The problem. Transcribe all the records exactly and omit any images they hold.

Information given.
------------------------------------

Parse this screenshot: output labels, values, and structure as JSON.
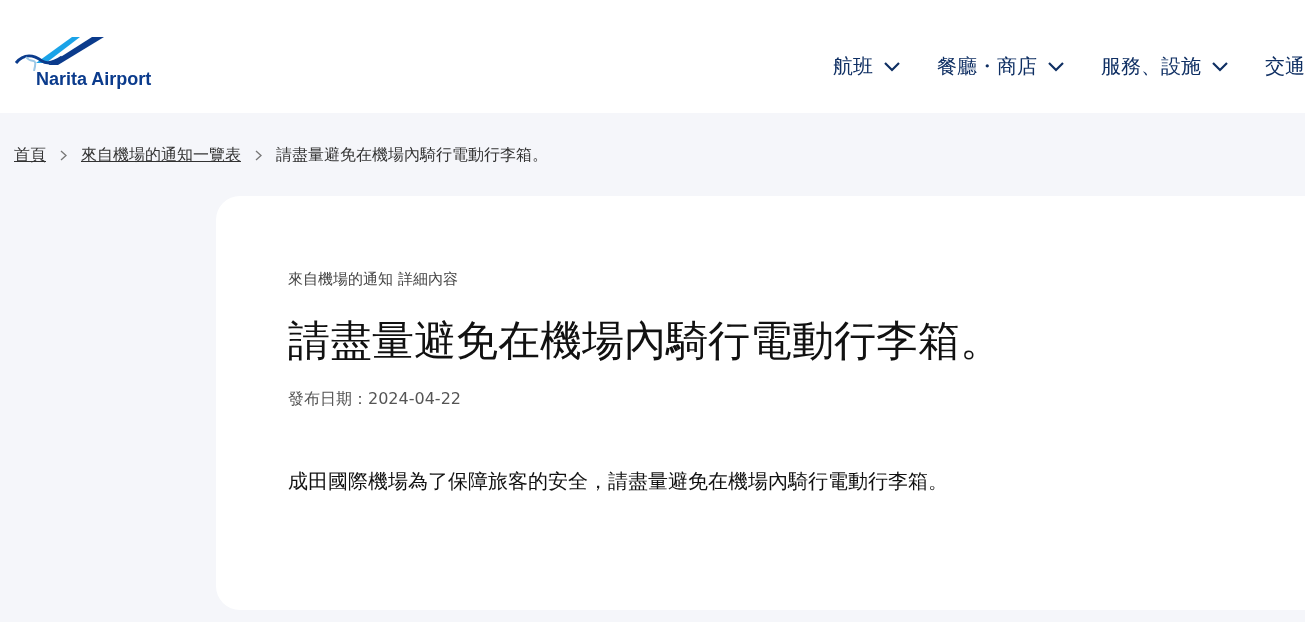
{
  "header": {
    "logo": "Narita Airport",
    "nav": [
      {
        "label": "航班",
        "dropdown": true
      },
      {
        "label": "餐廳・商店",
        "dropdown": true
      },
      {
        "label": "服務、設施",
        "dropdown": true
      },
      {
        "label": "交通",
        "dropdown": false
      }
    ]
  },
  "breadcrumb": [
    {
      "label": "首頁",
      "link": true
    },
    {
      "label": "來自機場的通知一覽表",
      "link": true
    },
    {
      "label": "請盡量避免在機場內騎行電動行李箱。",
      "link": false
    }
  ],
  "article": {
    "category": "來自機場的通知 詳細內容",
    "title": "請盡量避免在機場內騎行電動行李箱。",
    "date": "發布日期：2024-04-22",
    "body": "成田國際機場為了保障旅客的安全，請盡量避免在機場內騎行電動行李箱。"
  }
}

------------------------------------

Complete answer.
Parse this screenshot: output labels, values, and structure as JSON.
{
  "header": {
    "logo": "Narita Airport",
    "nav": [
      {
        "label": "航班",
        "dropdown": true
      },
      {
        "label": "餐廳・商店",
        "dropdown": true
      },
      {
        "label": "服務、設施",
        "dropdown": true
      },
      {
        "label": "交通",
        "dropdown": false
      }
    ]
  },
  "breadcrumb": [
    {
      "label": "首頁",
      "link": true
    },
    {
      "label": "來自機場的通知一覽表",
      "link": true
    },
    {
      "label": "請盡量避免在機場內騎行電動行李箱。",
      "link": false
    }
  ],
  "article": {
    "category": "來自機場的通知 詳細內容",
    "title": "請盡量避免在機場內騎行電動行李箱。",
    "date": "發布日期：2024-04-22",
    "body": "成田國際機場為了保障旅客的安全，請盡量避免在機場內騎行電動行李箱。"
  }
}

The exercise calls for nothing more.